DO THIS: Reproduce all records verbatim.

— BEGIN —

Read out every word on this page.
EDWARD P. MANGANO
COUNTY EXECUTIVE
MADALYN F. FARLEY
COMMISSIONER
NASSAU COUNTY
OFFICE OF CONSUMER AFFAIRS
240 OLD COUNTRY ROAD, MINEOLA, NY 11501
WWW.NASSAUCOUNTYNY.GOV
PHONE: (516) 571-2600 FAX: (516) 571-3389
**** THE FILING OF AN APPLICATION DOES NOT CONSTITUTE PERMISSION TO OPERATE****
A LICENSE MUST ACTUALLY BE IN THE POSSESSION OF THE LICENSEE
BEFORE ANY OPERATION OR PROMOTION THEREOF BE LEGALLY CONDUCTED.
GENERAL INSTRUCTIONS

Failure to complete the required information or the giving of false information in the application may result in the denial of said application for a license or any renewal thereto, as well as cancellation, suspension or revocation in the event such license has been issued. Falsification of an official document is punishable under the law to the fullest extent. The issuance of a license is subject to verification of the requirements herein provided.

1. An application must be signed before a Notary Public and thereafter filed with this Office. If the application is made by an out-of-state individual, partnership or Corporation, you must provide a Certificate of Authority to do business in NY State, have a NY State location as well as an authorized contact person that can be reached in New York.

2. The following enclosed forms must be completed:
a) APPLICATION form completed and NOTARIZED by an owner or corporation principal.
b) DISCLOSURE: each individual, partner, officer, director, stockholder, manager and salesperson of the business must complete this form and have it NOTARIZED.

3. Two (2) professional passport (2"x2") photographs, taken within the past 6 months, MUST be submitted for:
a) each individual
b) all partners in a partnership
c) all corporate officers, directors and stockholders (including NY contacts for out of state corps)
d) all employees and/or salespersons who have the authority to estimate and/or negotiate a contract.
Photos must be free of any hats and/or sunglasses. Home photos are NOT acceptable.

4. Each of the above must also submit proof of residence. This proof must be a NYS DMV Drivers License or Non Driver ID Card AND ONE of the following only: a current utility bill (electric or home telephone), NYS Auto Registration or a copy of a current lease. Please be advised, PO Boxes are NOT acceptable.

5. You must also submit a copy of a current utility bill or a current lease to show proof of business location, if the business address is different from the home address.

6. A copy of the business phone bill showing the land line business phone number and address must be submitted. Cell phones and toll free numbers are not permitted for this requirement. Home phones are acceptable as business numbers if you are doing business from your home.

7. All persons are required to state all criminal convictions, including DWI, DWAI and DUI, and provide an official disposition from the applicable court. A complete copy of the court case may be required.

— END —

ANSWER TO THE TASK:
Read out every word on this page.
EDWARD P. MANGANO
COUNTY EXECUTIVE
MADALYN F. FARLEY
COMMISSIONER
NASSAU COUNTY
OFFICE OF CONSUMER AFFAIRS
240 OLD COUNTRY ROAD, MINEOLA, NY 11501
WWW.NASSAUCOUNTYNY.GOV
PHONE: (516) 571-2600 FAX: (516) 571-3389
**** THE FILING OF AN APPLICATION DOES NOT CONSTITUTE PERMISSION TO OPERATE****
A LICENSE MUST ACTUALLY BE IN THE POSSESSION OF THE LICENSEE
BEFORE ANY OPERATION OR PROMOTION THEREOF BE LEGALLY CONDUCTED.
GENERAL INSTRUCTIONS

Failure to complete the required information or the giving of false information in the application may result in the denial of said application for a license or any renewal thereto, as well as cancellation, suspension or revocation in the event such license has been issued. Falsification of an official document is punishable under the law to the fullest extent. The issuance of a license is subject to verification of the requirements herein provided.

1. An application must be signed before a Notary Public and thereafter filed with this Office. If the application is made by an out-of-state individual, partnership or Corporation, you must provide a Certificate of Authority to do business in NY State, have a NY State location as well as an authorized contact person that can be reached in New York.

2. The following enclosed forms must be completed:
a) APPLICATION form completed and NOTARIZED by an owner or corporation principal.
b) DISCLOSURE: each individual, partner, officer, director, stockholder, manager and salesperson of the business must complete this form and have it NOTARIZED.

3. Two (2) professional passport (2"x2") photographs, taken within the past 6 months, MUST be submitted for:
a) each individual
b) all partners in a partnership
c) all corporate officers, directors and stockholders (including NY contacts for out of state corps)
d) all employees and/or salespersons who have the authority to estimate and/or negotiate a contract.
Photos must be free of any hats and/or sunglasses. Home photos are NOT acceptable.

4. Each of the above must also submit proof of residence. This proof must be a NYS DMV Drivers License or Non Driver ID Card AND ONE of the following only: a current utility bill (electric or home telephone), NYS Auto Registration or a copy of a current lease. Please be advised, PO Boxes are NOT acceptable.

5. You must also submit a copy of a current utility bill or a current lease to show proof of business location, if the business address is different from the home address.

6. A copy of the business phone bill showing the land line business phone number and address must be submitted. Cell phones and toll free numbers are not permitted for this requirement. Home phones are acceptable as business numbers if you are doing business from your home.

7. All persons are required to state all criminal convictions, including DWI, DWAI and DUI, and provide an official disposition from the applicable court. A complete copy of the court case may be required.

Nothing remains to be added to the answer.